Extract each line where the string "sayang" shows up.

== EXTRACTED MATERIAL

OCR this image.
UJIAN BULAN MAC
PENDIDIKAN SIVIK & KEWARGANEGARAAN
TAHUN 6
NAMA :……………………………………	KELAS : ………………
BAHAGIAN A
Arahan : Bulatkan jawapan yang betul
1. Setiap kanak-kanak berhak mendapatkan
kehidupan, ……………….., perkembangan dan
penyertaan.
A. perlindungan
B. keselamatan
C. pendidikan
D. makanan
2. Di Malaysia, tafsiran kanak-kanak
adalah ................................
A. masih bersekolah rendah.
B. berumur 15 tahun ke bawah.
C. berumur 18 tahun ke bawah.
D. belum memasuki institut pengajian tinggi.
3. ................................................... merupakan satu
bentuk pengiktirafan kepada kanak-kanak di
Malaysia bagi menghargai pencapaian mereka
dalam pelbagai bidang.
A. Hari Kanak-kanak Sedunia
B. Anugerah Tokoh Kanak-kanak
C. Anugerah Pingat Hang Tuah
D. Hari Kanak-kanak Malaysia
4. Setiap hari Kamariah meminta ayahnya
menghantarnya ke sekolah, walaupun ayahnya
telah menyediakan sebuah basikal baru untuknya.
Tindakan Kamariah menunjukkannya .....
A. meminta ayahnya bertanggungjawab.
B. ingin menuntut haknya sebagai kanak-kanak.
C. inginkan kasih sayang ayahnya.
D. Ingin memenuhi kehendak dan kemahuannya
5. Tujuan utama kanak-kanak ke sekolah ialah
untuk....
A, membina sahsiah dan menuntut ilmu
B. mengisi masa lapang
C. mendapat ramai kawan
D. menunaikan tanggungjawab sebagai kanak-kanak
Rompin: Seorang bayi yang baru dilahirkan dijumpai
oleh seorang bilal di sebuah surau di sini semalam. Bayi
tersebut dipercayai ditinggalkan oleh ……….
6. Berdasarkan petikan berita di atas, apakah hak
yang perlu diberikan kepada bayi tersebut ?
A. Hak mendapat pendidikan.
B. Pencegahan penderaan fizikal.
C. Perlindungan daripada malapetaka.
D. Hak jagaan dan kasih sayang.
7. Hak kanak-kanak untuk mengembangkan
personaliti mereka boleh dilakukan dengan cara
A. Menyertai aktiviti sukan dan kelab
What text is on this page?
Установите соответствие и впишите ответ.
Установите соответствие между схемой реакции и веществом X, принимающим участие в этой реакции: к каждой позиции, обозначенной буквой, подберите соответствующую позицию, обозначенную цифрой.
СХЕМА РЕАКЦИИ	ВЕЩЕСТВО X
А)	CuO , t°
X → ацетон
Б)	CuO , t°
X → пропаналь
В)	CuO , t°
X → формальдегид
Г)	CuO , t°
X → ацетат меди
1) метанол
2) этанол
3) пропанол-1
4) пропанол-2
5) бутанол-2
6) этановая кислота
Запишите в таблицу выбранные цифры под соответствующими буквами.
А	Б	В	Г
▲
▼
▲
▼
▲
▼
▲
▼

====

RESULT OF THIS TASK:
C. inginkan kasih sayang ayahnya.
D. Hak jagaan dan kasih sayang.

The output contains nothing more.